Task requirements. Transcribe the listing word for word.

Information supplied.
* START *
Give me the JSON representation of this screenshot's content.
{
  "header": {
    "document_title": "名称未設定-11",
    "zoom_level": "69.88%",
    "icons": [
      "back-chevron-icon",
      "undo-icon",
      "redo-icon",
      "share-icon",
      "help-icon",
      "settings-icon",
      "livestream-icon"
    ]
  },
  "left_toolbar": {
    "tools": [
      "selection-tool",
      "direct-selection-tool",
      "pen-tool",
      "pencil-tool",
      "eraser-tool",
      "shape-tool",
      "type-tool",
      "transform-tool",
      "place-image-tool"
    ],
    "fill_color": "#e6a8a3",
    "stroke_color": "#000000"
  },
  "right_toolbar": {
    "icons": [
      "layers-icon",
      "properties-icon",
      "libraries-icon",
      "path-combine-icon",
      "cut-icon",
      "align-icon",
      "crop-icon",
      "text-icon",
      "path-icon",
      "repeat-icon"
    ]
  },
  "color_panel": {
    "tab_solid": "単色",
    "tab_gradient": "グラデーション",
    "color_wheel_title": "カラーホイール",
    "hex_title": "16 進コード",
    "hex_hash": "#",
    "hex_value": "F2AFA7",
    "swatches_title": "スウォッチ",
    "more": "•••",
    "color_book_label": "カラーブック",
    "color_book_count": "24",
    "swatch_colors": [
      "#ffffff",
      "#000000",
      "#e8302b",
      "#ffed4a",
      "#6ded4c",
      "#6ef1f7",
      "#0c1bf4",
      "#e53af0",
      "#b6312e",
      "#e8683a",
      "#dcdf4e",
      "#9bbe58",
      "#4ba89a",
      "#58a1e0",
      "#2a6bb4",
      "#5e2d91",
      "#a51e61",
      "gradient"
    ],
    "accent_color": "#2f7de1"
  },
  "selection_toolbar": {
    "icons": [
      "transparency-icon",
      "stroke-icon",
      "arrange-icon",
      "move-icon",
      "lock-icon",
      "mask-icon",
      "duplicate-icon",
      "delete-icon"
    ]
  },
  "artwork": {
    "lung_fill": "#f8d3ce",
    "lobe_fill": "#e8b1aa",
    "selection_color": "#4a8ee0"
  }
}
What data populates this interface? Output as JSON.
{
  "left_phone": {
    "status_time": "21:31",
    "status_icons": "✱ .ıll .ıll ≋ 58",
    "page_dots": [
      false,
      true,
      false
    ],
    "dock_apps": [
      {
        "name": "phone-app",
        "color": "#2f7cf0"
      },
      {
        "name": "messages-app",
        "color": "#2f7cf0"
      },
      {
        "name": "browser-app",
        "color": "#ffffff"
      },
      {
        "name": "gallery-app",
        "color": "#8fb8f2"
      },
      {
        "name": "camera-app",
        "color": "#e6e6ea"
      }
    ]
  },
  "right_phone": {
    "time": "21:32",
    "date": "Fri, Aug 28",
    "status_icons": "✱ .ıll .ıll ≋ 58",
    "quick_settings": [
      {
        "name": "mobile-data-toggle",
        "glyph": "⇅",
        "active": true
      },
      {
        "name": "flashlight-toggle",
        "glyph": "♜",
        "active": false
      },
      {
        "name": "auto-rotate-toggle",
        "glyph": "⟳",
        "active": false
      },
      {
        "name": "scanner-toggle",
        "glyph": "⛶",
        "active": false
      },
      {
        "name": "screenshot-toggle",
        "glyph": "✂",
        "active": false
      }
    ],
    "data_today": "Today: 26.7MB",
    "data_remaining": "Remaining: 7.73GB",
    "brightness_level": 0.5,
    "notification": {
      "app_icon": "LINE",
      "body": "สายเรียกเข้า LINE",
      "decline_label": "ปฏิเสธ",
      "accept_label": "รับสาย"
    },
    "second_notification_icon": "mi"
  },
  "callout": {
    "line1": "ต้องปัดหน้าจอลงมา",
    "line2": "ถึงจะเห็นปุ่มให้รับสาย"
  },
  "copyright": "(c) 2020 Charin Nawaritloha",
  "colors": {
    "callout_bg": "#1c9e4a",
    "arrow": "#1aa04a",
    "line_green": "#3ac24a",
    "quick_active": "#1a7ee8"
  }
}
* END *
Final answer.
Give me the JSON representation of this screenshot's content.
{
  "header": {
    "document_title": "名称未設定-11",
    "zoom_level": "69.88%",
    "icons": [
      "back-chevron-icon",
      "undo-icon",
      "redo-icon",
      "share-icon",
      "help-icon",
      "settings-icon",
      "livestream-icon"
    ]
  },
  "left_toolbar": {
    "tools": [
      "selection-tool",
      "direct-selection-tool",
      "pen-tool",
      "pencil-tool",
      "eraser-tool",
      "shape-tool",
      "type-tool",
      "transform-tool",
      "place-image-tool"
    ],
    "fill_color": "#e6a8a3",
    "stroke_color": "#000000"
  },
  "right_toolbar": {
    "icons": [
      "layers-icon",
      "properties-icon",
      "libraries-icon",
      "path-combine-icon",
      "cut-icon",
      "align-icon",
      "crop-icon",
      "text-icon",
      "path-icon",
      "repeat-icon"
    ]
  },
  "color_panel": {
    "tab_solid": "単色",
    "tab_gradient": "グラデーション",
    "color_wheel_title": "カラーホイール",
    "hex_title": "16 進コード",
    "hex_hash": "#",
    "hex_value": "F2AFA7",
    "swatches_title": "スウォッチ",
    "more": "•••",
    "color_book_label": "カラーブック",
    "color_book_count": "24",
    "swatch_colors": [
      "#ffffff",
      "#000000",
      "#e8302b",
      "#ffed4a",
      "#6ded4c",
      "#6ef1f7",
      "#0c1bf4",
      "#e53af0",
      "#b6312e",
      "#e8683a",
      "#dcdf4e",
      "#9bbe58",
      "#4ba89a",
      "#58a1e0",
      "#2a6bb4",
      "#5e2d91",
      "#a51e61",
      "gradient"
    ],
    "accent_color": "#2f7de1"
  },
  "selection_toolbar": {
    "icons": [
      "transparency-icon",
      "stroke-icon",
      "arrange-icon",
      "move-icon",
      "lock-icon",
      "mask-icon",
      "duplicate-icon",
      "delete-icon"
    ]
  },
  "artwork": {
    "lung_fill": "#f8d3ce",
    "lobe_fill": "#e8b1aa",
    "selection_color": "#4a8ee0"
  }
}
What data populates this interface? Output as JSON.
{
  "left_phone": {
    "status_time": "21:31",
    "status_icons": "✱ .ıll .ıll ≋ 58",
    "page_dots": [
      false,
      true,
      false
    ],
    "dock_apps": [
      {
        "name": "phone-app",
        "color": "#2f7cf0"
      },
      {
        "name": "messages-app",
        "color": "#2f7cf0"
      },
      {
        "name": "browser-app",
        "color": "#ffffff"
      },
      {
        "name": "gallery-app",
        "color": "#8fb8f2"
      },
      {
        "name": "camera-app",
        "color": "#e6e6ea"
      }
    ]
  },
  "right_phone": {
    "time": "21:32",
    "date": "Fri, Aug 28",
    "status_icons": "✱ .ıll .ıll ≋ 58",
    "quick_settings": [
      {
        "name": "mobile-data-toggle",
        "glyph": "⇅",
        "active": true
      },
      {
        "name": "flashlight-toggle",
        "glyph": "♜",
        "active": false
      },
      {
        "name": "auto-rotate-toggle",
        "glyph": "⟳",
        "active": false
      },
      {
        "name": "scanner-toggle",
        "glyph": "⛶",
        "active": false
      },
      {
        "name": "screenshot-toggle",
        "glyph": "✂",
        "active": false
      }
    ],
    "data_today": "Today: 26.7MB",
    "data_remaining": "Remaining: 7.73GB",
    "brightness_level": 0.5,
    "notification": {
      "app_icon": "LINE",
      "body": "สายเรียกเข้า LINE",
      "decline_label": "ปฏิเสธ",
      "accept_label": "รับสาย"
    },
    "second_notification_icon": "mi"
  },
  "callout": {
    "line1": "ต้องปัดหน้าจอลงมา",
    "line2": "ถึงจะเห็นปุ่มให้รับสาย"
  },
  "copyright": "(c) 2020 Charin Nawaritloha",
  "colors": {
    "callout_bg": "#1c9e4a",
    "arrow": "#1aa04a",
    "line_green": "#3ac24a",
    "quick_active": "#1a7ee8"
  }
}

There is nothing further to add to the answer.